Hier, dans une démarche inhabituelle, le ministère des Finances a rendu publiques les données financières du pays pour deux périodes : jusqu’à la fin mai 2017 et jusqu’à la fin mai 2018. La première période correspond clairement à la gestion Sellal. Les deux tableaux montrent clairement que l’Algérie n’a jamais été en situation de faillite. Le message est clair : Ouyahia a noirci le tableau.

Quelle mission pour Ouyahia ?

De tels détails auraient-ils pu échapper à Ouyahia ? Peu probable. Tout comme l’annonce, dimanche depuis Arzew, de l’ouverture du dossier gaz de schiste risque de créer des tensions dans les régions concernées par l’exploitation, notamment In Salah. Pire, Ouyahia reproduit les erreurs de l’ancien ministre de l’Énergie, Youcef Yousfi, en ordonnant à Sonatrach d’investir avant d’entamer les discussions avec la population locale. Des erreurs qui avaient coûté son poste au concerné.

Aujourd’hui, une question se pose : Ouyahia travaille-t-il sous les ordres de Bouteflika ? Depuis son retour aux affaires, Ouyahia semble opter pour une démarche très ambiguë. Parfois, il donne l’impression d’un homme qui a hérité d’un poste dont il ne voulait pas. Parfois, celle d’un Premier ministre qui a un objectif bien précis qu’il cherche à atteindre.

━━━━━━

** CONSIGNE **
Dans l'extrait sur Ouyahia, jusqu'à quelles dates s'étendent les deux périodes dont le ministère des Finances a rendu publiques les données financières ?

Données de disposition spatiale:
━━━━━━

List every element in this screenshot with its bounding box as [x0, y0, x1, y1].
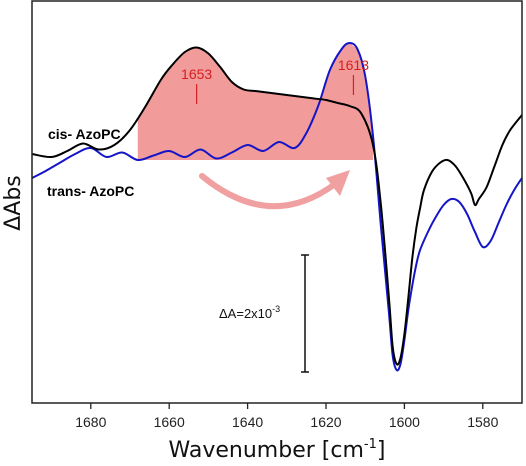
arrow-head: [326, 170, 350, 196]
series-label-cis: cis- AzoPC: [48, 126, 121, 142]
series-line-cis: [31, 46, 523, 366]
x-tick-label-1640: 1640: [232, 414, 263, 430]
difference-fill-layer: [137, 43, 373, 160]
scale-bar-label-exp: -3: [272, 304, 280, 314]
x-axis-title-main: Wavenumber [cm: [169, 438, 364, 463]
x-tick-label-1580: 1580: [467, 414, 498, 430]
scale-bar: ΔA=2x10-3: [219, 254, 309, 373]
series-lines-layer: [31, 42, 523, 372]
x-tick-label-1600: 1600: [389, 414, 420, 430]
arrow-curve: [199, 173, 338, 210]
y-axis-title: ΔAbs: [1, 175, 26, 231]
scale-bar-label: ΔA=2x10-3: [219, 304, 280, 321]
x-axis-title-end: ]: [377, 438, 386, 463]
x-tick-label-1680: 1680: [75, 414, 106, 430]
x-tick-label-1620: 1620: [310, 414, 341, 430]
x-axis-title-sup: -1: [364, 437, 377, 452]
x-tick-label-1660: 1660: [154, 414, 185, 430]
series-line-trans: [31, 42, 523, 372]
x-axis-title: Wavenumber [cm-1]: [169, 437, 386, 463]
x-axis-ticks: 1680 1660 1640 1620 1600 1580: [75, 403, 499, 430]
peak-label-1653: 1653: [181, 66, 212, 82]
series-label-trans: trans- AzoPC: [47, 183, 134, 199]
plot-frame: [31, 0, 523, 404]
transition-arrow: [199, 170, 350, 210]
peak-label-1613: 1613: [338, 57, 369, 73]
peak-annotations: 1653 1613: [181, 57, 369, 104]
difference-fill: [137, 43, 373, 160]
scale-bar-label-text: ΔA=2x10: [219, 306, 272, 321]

━━━━━━

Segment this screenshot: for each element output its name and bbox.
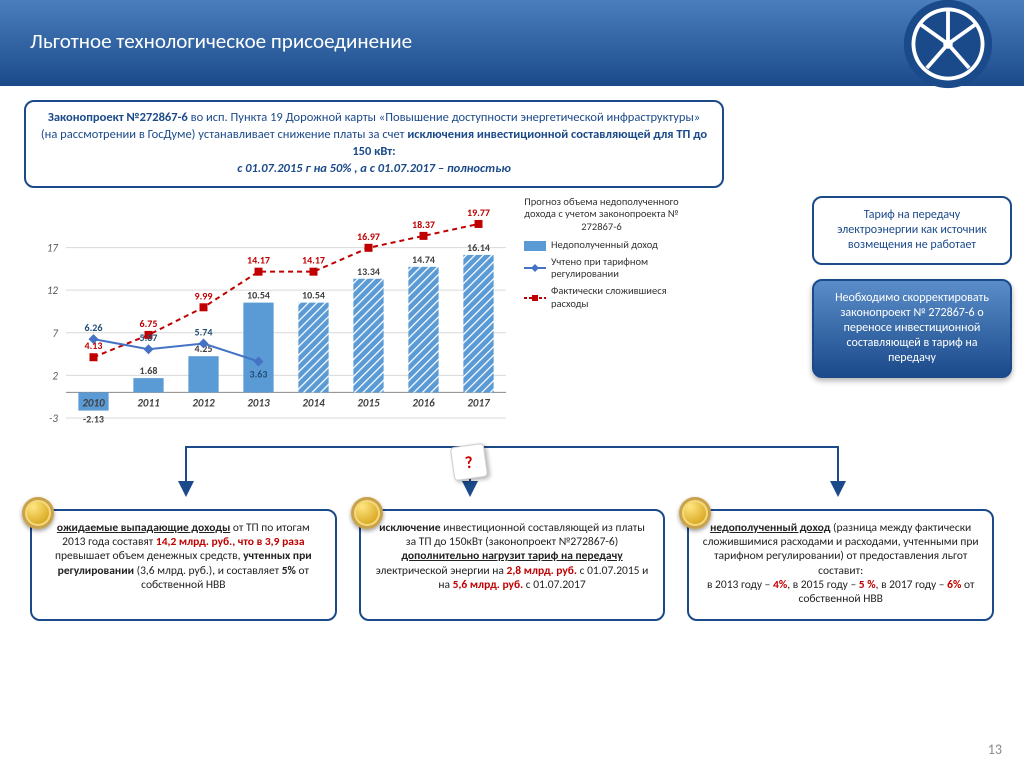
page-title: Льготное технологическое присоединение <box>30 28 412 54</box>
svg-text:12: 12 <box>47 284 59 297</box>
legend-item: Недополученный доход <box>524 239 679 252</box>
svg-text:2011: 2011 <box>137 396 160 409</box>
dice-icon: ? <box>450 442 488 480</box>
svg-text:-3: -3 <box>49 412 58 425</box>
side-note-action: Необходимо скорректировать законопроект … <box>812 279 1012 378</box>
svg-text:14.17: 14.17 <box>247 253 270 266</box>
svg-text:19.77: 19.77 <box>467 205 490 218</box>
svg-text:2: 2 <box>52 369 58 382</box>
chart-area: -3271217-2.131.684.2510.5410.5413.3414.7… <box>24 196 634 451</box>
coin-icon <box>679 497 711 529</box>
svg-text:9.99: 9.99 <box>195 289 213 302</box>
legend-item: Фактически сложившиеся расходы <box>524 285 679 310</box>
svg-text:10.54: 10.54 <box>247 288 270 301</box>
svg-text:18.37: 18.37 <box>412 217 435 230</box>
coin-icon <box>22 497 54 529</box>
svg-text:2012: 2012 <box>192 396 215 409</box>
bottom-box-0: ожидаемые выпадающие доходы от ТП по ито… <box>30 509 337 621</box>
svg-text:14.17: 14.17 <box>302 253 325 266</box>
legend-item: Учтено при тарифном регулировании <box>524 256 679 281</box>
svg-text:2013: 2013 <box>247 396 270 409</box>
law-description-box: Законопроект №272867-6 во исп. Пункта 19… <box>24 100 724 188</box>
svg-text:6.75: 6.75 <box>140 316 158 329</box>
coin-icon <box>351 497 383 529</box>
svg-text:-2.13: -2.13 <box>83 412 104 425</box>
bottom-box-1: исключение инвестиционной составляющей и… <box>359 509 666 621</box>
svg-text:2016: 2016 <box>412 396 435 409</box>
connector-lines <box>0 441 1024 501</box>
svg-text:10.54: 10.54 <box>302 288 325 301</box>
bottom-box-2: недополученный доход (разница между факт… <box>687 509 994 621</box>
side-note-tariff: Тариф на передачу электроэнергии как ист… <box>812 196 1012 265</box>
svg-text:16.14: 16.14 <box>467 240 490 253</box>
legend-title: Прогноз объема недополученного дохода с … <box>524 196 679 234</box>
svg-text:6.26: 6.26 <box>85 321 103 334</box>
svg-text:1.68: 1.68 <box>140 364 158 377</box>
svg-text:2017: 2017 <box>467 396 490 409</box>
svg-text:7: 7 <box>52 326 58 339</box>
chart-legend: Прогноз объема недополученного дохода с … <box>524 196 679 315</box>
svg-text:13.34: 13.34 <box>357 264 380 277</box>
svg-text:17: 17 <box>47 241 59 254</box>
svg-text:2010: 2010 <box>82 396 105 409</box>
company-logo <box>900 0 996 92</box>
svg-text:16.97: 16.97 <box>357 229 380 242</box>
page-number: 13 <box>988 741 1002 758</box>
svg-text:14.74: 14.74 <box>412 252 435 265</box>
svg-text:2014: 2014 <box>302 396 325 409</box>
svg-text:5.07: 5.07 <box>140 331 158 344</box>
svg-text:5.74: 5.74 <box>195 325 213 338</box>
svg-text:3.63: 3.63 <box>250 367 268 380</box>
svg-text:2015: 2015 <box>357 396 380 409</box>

━━━━━━

** CORRIGÉ **
Jusqu'à la fin mai 2017 et jusqu'à la fin mai 2018.